Requirement >> Reproduce all the material exactly, minus any pictures it holds.
======== Working data ========
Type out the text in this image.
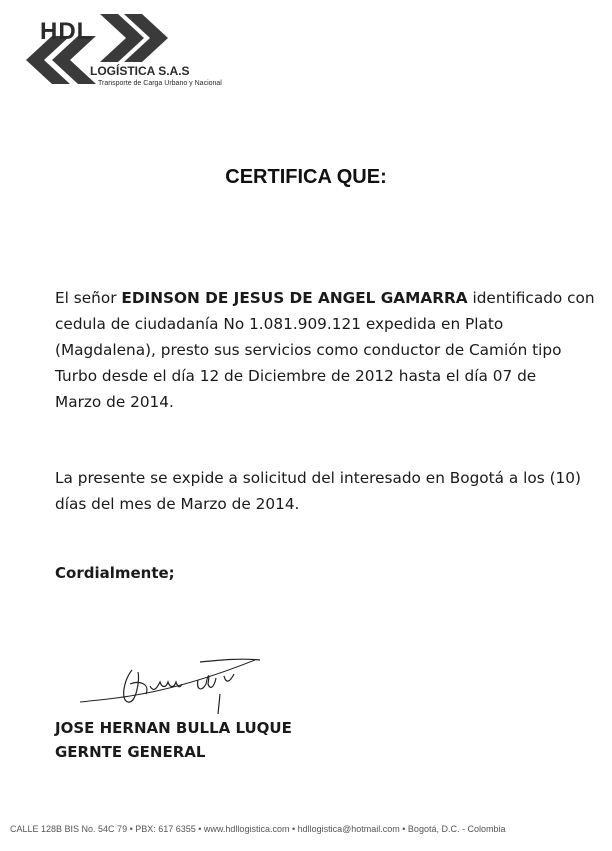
HDL
LOGÍSTICA S.A.S
Transporte de Carga Urbano y Nacional
CERTIFICA QUE:
El señor EDINSON DE JESUS DE ANGEL GAMARRA identificado con
cedula de ciudadanía No 1.081.909.121 expedida en Plato
(Magdalena), presto sus servicios como conductor de Camión tipo
Turbo desde el día 12 de Diciembre de 2012 hasta el día 07 de
Marzo de 2014.
La presente se expide a solicitud del interesado en Bogotá a los (10)
días del mes de Marzo de 2014.
Cordialmente;
JOSE HERNAN BULLA LUQUE
GERNTE GENERAL
CALLE 128B BIS No. 54C 79 • PBX: 617 6355 • www.hdllogistica.com • hdllogistica@hotmail.com • Bogotá, D.C. - Colombia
========
Written response >>
Type out the text in this image.
HDL
LOGÍSTICA S.A.S
Transporte de Carga Urbano y Nacional
CERTIFICA QUE:
El señor EDINSON DE JESUS DE ANGEL GAMARRA identificado con
cedula de ciudadanía No 1.081.909.121 expedida en Plato
(Magdalena), presto sus servicios como conductor de Camión tipo
Turbo desde el día 12 de Diciembre de 2012 hasta el día 07 de
Marzo de 2014.
La presente se expide a solicitud del interesado en Bogotá a los (10)
días del mes de Marzo de 2014.
Cordialmente;
JOSE HERNAN BULLA LUQUE
GERNTE GENERAL
CALLE 128B BIS No. 54C 79 • PBX: 617 6355 • www.hdllogistica.com • hdllogistica@hotmail.com • Bogotá, D.C. - Colombia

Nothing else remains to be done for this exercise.